- Task prompt
For this exercise, copy out each line of the material below that includes "leading".
----------------------------------------
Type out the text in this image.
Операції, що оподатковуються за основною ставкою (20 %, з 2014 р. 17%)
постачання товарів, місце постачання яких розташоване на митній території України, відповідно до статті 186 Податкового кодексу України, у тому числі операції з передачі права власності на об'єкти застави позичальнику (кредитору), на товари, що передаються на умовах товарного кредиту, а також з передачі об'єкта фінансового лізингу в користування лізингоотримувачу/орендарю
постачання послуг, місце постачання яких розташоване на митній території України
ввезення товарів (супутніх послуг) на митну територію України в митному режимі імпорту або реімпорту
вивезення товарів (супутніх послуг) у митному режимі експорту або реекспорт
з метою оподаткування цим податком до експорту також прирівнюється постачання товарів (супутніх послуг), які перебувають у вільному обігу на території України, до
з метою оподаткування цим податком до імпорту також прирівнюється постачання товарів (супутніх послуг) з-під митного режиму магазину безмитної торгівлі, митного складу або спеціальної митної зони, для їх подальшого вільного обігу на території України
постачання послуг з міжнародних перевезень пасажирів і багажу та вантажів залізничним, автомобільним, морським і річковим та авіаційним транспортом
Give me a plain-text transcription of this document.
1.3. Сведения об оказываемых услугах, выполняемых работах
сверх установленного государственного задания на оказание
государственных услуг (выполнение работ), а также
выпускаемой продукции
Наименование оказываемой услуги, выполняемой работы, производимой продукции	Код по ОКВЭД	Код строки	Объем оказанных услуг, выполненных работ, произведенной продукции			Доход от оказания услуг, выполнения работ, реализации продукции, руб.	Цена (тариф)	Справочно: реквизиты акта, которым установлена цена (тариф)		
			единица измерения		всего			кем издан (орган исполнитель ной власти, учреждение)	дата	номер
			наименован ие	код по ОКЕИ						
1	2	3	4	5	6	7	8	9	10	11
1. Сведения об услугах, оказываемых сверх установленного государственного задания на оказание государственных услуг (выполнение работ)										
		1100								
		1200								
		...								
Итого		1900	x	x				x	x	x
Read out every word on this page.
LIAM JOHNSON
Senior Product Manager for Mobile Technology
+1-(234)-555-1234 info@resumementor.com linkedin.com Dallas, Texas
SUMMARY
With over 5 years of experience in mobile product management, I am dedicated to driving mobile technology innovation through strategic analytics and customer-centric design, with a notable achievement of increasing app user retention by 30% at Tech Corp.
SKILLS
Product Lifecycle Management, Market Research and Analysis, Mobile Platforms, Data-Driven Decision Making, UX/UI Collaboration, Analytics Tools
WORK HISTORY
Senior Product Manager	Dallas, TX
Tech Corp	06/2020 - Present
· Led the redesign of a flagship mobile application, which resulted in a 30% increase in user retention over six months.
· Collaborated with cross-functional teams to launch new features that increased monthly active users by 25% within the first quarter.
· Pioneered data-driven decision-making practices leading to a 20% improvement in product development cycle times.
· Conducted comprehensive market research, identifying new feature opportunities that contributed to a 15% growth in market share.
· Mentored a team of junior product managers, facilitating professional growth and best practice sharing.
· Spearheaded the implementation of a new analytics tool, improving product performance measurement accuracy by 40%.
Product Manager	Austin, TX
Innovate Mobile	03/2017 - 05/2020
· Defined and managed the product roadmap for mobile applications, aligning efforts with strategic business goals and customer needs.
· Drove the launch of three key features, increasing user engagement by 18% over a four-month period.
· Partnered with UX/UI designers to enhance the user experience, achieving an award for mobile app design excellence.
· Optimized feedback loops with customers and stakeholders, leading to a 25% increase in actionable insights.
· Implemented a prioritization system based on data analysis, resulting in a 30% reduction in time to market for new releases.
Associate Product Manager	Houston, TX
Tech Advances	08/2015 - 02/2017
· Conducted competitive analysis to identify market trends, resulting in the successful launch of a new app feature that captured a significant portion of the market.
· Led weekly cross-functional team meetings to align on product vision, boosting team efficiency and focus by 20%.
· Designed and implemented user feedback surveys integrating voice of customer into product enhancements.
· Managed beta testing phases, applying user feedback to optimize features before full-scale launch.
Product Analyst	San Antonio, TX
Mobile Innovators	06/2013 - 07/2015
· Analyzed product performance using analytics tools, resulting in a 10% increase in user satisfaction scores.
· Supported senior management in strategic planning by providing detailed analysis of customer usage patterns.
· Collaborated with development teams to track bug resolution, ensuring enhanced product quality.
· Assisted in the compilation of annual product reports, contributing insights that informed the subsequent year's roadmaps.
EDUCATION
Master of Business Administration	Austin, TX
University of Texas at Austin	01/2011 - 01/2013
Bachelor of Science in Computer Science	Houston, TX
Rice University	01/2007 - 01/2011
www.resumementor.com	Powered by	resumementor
----------------------------------------
- Exercise response
· Pioneered data-driven decision-making practices leading to a 20% improvement in product development cycle times.
· Optimized feedback loops with customers and stakeholders, leading to a 25% increase in actionable insights.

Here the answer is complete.